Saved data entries
╭──

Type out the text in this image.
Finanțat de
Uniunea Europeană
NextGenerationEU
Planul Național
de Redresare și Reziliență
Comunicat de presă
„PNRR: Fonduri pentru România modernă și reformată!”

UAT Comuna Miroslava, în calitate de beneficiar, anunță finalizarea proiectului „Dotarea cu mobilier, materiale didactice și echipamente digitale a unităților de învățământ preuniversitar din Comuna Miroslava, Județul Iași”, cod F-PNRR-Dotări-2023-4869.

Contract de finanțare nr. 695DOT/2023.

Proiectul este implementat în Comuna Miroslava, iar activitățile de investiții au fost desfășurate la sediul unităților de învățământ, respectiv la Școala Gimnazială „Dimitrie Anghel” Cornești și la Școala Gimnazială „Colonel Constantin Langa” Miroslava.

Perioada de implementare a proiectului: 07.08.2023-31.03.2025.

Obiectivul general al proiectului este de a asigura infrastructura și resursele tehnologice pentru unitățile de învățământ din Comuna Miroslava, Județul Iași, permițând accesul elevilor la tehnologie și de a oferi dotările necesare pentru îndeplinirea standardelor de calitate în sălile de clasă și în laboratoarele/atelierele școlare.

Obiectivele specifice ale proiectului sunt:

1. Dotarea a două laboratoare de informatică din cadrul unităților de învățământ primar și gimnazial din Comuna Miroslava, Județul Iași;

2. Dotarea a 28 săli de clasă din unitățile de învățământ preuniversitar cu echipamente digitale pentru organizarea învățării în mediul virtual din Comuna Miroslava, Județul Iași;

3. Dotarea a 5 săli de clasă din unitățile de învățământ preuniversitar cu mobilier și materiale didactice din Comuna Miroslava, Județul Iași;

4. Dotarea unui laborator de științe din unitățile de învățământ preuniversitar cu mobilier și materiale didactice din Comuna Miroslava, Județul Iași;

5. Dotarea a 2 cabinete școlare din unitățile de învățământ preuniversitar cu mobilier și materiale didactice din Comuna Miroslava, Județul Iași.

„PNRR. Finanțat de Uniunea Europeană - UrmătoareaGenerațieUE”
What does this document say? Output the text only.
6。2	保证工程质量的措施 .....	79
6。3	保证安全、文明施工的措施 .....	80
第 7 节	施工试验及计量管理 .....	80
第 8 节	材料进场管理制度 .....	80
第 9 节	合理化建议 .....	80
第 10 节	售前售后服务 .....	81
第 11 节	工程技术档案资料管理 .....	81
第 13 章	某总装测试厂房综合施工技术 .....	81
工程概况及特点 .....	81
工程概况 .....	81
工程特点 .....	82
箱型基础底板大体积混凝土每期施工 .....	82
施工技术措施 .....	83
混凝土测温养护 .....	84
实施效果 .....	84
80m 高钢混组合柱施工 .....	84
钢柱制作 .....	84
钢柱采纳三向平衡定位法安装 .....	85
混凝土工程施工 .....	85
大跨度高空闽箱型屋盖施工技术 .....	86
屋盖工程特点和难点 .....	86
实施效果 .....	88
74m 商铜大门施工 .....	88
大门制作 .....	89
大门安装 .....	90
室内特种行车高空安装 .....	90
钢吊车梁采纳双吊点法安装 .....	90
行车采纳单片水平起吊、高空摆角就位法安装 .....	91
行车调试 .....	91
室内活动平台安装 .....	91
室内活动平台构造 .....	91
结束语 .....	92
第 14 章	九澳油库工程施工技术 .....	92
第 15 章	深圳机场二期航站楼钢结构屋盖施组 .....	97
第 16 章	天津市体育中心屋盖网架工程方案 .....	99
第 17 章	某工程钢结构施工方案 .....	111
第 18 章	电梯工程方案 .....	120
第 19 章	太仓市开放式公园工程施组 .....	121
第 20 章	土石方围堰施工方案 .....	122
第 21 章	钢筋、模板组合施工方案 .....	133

╰──

Repeat all entries. Match them exactly.

Type out the text in this image.
Finanțat de
Uniunea Europeană
NextGenerationEU
Planul Național
de Redresare și Reziliență
Comunicat de presă
„PNRR: Fonduri pentru România modernă și reformată!”

UAT Comuna Miroslava, în calitate de beneficiar, anunță finalizarea proiectului „Dotarea cu mobilier, materiale didactice și echipamente digitale a unităților de învățământ preuniversitar din Comuna Miroslava, Județul Iași”, cod F-PNRR-Dotări-2023-4869.

Contract de finanțare nr. 695DOT/2023.

Proiectul este implementat în Comuna Miroslava, iar activitățile de investiții au fost desfășurate la sediul unităților de învățământ, respectiv la Școala Gimnazială „Dimitrie Anghel” Cornești și la Școala Gimnazială „Colonel Constantin Langa” Miroslava.

Perioada de implementare a proiectului: 07.08.2023-31.03.2025.

Obiectivul general al proiectului este de a asigura infrastructura și resursele tehnologice pentru unitățile de învățământ din Comuna Miroslava, Județul Iași, permițând accesul elevilor la tehnologie și de a oferi dotările necesare pentru îndeplinirea standardelor de calitate în sălile de clasă și în laboratoarele/atelierele școlare.

Obiectivele specifice ale proiectului sunt:

1. Dotarea a două laboratoare de informatică din cadrul unităților de învățământ primar și gimnazial din Comuna Miroslava, Județul Iași;

2. Dotarea a 28 săli de clasă din unitățile de învățământ preuniversitar cu echipamente digitale pentru organizarea învățării în mediul virtual din Comuna Miroslava, Județul Iași;

3. Dotarea a 5 săli de clasă din unitățile de învățământ preuniversitar cu mobilier și materiale didactice din Comuna Miroslava, Județul Iași;

4. Dotarea unui laborator de științe din unitățile de învățământ preuniversitar cu mobilier și materiale didactice din Comuna Miroslava, Județul Iași;

5. Dotarea a 2 cabinete școlare din unitățile de învățământ preuniversitar cu mobilier și materiale didactice din Comuna Miroslava, Județul Iași.

„PNRR. Finanțat de Uniunea Europeană - UrmătoareaGenerațieUE”
What does this document say? Output the text only.
6。2	保证工程质量的措施 .....	79
6。3	保证安全、文明施工的措施 .....	80
第 7 节	施工试验及计量管理 .....	80
第 8 节	材料进场管理制度 .....	80
第 9 节	合理化建议 .....	80
第 10 节	售前售后服务 .....	81
第 11 节	工程技术档案资料管理 .....	81
第 13 章	某总装测试厂房综合施工技术 .....	81
工程概况及特点 .....	81
工程概况 .....	81
工程特点 .....	82
箱型基础底板大体积混凝土每期施工 .....	82
施工技术措施 .....	83
混凝土测温养护 .....	84
实施效果 .....	84
80m 高钢混组合柱施工 .....	84
钢柱制作 .....	84
钢柱采纳三向平衡定位法安装 .....	85
混凝土工程施工 .....	85
大跨度高空闽箱型屋盖施工技术 .....	86
屋盖工程特点和难点 .....	86
实施效果 .....	88
74m 商铜大门施工 .....	88
大门制作 .....	89
大门安装 .....	90
室内特种行车高空安装 .....	90
钢吊车梁采纳双吊点法安装 .....	90
行车采纳单片水平起吊、高空摆角就位法安装 .....	91
行车调试 .....	91
室内活动平台安装 .....	91
室内活动平台构造 .....	91
结束语 .....	92
第 14 章	九澳油库工程施工技术 .....	92
第 15 章	深圳机场二期航站楼钢结构屋盖施组 .....	97
第 16 章	天津市体育中心屋盖网架工程方案 .....	99
第 17 章	某工程钢结构施工方案 .....	111
第 18 章	电梯工程方案 .....	120
第 19 章	太仓市开放式公园工程施组 .....	121
第 20 章	土石方围堰施工方案 .....	122
第 21 章	钢筋、模板组合施工方案 .....	133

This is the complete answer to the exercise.